** Your instructions **
Write out each entry again. Keep every word exactly as it is.

Entries taken from a collection
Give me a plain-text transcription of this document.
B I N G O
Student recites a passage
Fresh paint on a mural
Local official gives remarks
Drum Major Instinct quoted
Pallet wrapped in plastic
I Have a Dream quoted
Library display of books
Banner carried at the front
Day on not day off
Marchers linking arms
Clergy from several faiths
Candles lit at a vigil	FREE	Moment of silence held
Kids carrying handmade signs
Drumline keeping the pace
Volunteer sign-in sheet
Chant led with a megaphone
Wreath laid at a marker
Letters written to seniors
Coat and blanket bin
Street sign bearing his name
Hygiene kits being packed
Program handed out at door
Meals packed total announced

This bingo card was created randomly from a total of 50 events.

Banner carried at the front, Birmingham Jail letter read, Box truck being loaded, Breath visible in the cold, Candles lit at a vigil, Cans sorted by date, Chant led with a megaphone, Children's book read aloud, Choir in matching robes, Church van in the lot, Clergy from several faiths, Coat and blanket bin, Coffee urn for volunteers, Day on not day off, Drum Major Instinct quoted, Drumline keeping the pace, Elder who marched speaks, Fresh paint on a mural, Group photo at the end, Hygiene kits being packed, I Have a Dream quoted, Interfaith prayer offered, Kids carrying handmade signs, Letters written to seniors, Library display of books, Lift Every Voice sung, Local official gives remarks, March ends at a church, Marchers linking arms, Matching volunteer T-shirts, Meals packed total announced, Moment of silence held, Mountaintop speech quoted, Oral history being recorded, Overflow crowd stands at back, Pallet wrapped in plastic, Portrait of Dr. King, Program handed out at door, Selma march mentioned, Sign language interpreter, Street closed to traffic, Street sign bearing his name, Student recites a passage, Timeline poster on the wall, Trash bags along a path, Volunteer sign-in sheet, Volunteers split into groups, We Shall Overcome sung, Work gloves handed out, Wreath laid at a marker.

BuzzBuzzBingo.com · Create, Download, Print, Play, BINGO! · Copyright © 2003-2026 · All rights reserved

** Response to this exercise **
Give me a plain-text transcription of this document.
B I N G O
Student recites a passage
Fresh paint on a mural
Local official gives remarks
Drum Major Instinct quoted
Pallet wrapped in plastic
I Have a Dream quoted
Library display of books
Banner carried at the front
Day on not day off
Marchers linking arms
Clergy from several faiths
Candles lit at a vigil	FREE	Moment of silence held
Kids carrying handmade signs
Drumline keeping the pace
Volunteer sign-in sheet
Chant led with a megaphone
Wreath laid at a marker
Letters written to seniors
Coat and blanket bin
Street sign bearing his name
Hygiene kits being packed
Program handed out at door
Meals packed total announced

This bingo card was created randomly from a total of 50 events.

Banner carried at the front, Birmingham Jail letter read, Box truck being loaded, Breath visible in the cold, Candles lit at a vigil, Cans sorted by date, Chant led with a megaphone, Children's book read aloud, Choir in matching robes, Church van in the lot, Clergy from several faiths, Coat and blanket bin, Coffee urn for volunteers, Day on not day off, Drum Major Instinct quoted, Drumline keeping the pace, Elder who marched speaks, Fresh paint on a mural, Group photo at the end, Hygiene kits being packed, I Have a Dream quoted, Interfaith prayer offered, Kids carrying handmade signs, Letters written to seniors, Library display of books, Lift Every Voice sung, Local official gives remarks, March ends at a church, Marchers linking arms, Matching volunteer T-shirts, Meals packed total announced, Moment of silence held, Mountaintop speech quoted, Oral history being recorded, Overflow crowd stands at back, Pallet wrapped in plastic, Portrait of Dr. King, Program handed out at door, Selma march mentioned, Sign language interpreter, Street closed to traffic, Street sign bearing his name, Student recites a passage, Timeline poster on the wall, Trash bags along a path, Volunteer sign-in sheet, Volunteers split into groups, We Shall Overcome sung, Work gloves handed out, Wreath laid at a marker.

BuzzBuzzBingo.com · Create, Download, Print, Play, BINGO! · Copyright © 2003-2026 · All rights reserved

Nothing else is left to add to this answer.